▶ _THE EXERCISE_
Set down the whole listing verbatim.

(Data extracted from a collection)
--- Start ---
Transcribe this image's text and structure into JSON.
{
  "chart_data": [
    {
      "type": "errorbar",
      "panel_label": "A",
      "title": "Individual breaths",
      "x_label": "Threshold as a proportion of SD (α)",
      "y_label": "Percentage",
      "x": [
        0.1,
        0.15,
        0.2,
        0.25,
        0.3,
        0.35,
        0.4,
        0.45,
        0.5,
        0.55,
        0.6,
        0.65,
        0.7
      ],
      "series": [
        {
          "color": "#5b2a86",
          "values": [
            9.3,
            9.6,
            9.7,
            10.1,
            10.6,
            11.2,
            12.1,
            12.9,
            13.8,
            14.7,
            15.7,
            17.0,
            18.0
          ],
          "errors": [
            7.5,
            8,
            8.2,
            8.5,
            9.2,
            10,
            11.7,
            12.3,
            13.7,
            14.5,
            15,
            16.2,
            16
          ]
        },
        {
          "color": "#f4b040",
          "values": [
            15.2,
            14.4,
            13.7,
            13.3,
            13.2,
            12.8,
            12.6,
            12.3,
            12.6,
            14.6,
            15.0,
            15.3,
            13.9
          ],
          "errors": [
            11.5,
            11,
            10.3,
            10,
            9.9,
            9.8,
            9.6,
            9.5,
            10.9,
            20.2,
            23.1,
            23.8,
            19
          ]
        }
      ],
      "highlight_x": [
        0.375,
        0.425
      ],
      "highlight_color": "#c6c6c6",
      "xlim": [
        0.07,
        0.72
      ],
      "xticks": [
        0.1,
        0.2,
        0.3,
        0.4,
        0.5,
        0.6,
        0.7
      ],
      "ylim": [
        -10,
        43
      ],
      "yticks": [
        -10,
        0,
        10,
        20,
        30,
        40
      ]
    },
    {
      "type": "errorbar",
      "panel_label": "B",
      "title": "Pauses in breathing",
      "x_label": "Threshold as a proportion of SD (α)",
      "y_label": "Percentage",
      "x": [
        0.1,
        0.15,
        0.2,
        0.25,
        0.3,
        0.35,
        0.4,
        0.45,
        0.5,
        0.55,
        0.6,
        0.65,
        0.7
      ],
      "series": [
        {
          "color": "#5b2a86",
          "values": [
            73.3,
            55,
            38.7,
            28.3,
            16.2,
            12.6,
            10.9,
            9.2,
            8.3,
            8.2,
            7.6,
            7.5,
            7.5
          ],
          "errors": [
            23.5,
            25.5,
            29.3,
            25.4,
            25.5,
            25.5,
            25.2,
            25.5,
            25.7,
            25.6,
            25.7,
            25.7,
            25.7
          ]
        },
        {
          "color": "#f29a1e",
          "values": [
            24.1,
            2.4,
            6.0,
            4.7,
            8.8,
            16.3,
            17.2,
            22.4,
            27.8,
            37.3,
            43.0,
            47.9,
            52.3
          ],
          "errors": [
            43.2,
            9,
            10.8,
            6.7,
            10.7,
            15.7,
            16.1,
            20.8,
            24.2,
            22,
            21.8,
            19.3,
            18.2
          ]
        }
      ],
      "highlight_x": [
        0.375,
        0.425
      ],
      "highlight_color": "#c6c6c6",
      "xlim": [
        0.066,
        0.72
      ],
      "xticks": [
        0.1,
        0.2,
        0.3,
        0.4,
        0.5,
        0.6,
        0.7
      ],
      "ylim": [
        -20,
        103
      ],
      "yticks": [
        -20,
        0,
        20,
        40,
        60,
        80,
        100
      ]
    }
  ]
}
--- End ---
▶ _ANSWER BELOW_
Transcribe this image's text and structure into JSON.
{
  "chart_data": [
    {
      "type": "errorbar",
      "panel_label": "A",
      "title": "Individual breaths",
      "x_label": "Threshold as a proportion of SD (α)",
      "y_label": "Percentage",
      "x": [
        0.1,
        0.15,
        0.2,
        0.25,
        0.3,
        0.35,
        0.4,
        0.45,
        0.5,
        0.55,
        0.6,
        0.65,
        0.7
      ],
      "series": [
        {
          "color": "#5b2a86",
          "values": [
            9.3,
            9.6,
            9.7,
            10.1,
            10.6,
            11.2,
            12.1,
            12.9,
            13.8,
            14.7,
            15.7,
            17.0,
            18.0
          ],
          "errors": [
            7.5,
            8,
            8.2,
            8.5,
            9.2,
            10,
            11.7,
            12.3,
            13.7,
            14.5,
            15,
            16.2,
            16
          ]
        },
        {
          "color": "#f4b040",
          "values": [
            15.2,
            14.4,
            13.7,
            13.3,
            13.2,
            12.8,
            12.6,
            12.3,
            12.6,
            14.6,
            15.0,
            15.3,
            13.9
          ],
          "errors": [
            11.5,
            11,
            10.3,
            10,
            9.9,
            9.8,
            9.6,
            9.5,
            10.9,
            20.2,
            23.1,
            23.8,
            19
          ]
        }
      ],
      "highlight_x": [
        0.375,
        0.425
      ],
      "highlight_color": "#c6c6c6",
      "xlim": [
        0.07,
        0.72
      ],
      "xticks": [
        0.1,
        0.2,
        0.3,
        0.4,
        0.5,
        0.6,
        0.7
      ],
      "ylim": [
        -10,
        43
      ],
      "yticks": [
        -10,
        0,
        10,
        20,
        30,
        40
      ]
    },
    {
      "type": "errorbar",
      "panel_label": "B",
      "title": "Pauses in breathing",
      "x_label": "Threshold as a proportion of SD (α)",
      "y_label": "Percentage",
      "x": [
        0.1,
        0.15,
        0.2,
        0.25,
        0.3,
        0.35,
        0.4,
        0.45,
        0.5,
        0.55,
        0.6,
        0.65,
        0.7
      ],
      "series": [
        {
          "color": "#5b2a86",
          "values": [
            73.3,
            55,
            38.7,
            28.3,
            16.2,
            12.6,
            10.9,
            9.2,
            8.3,
            8.2,
            7.6,
            7.5,
            7.5
          ],
          "errors": [
            23.5,
            25.5,
            29.3,
            25.4,
            25.5,
            25.5,
            25.2,
            25.5,
            25.7,
            25.6,
            25.7,
            25.7,
            25.7
          ]
        },
        {
          "color": "#f29a1e",
          "values": [
            24.1,
            2.4,
            6.0,
            4.7,
            8.8,
            16.3,
            17.2,
            22.4,
            27.8,
            37.3,
            43.0,
            47.9,
            52.3
          ],
          "errors": [
            43.2,
            9,
            10.8,
            6.7,
            10.7,
            15.7,
            16.1,
            20.8,
            24.2,
            22,
            21.8,
            19.3,
            18.2
          ]
        }
      ],
      "highlight_x": [
        0.375,
        0.425
      ],
      "highlight_color": "#c6c6c6",
      "xlim": [
        0.066,
        0.72
      ],
      "xticks": [
        0.1,
        0.2,
        0.3,
        0.4,
        0.5,
        0.6,
        0.7
      ],
      "ylim": [
        -20,
        103
      ],
      "yticks": [
        -20,
        0,
        20,
        40,
        60,
        80,
        100
      ]
    }
  ]
}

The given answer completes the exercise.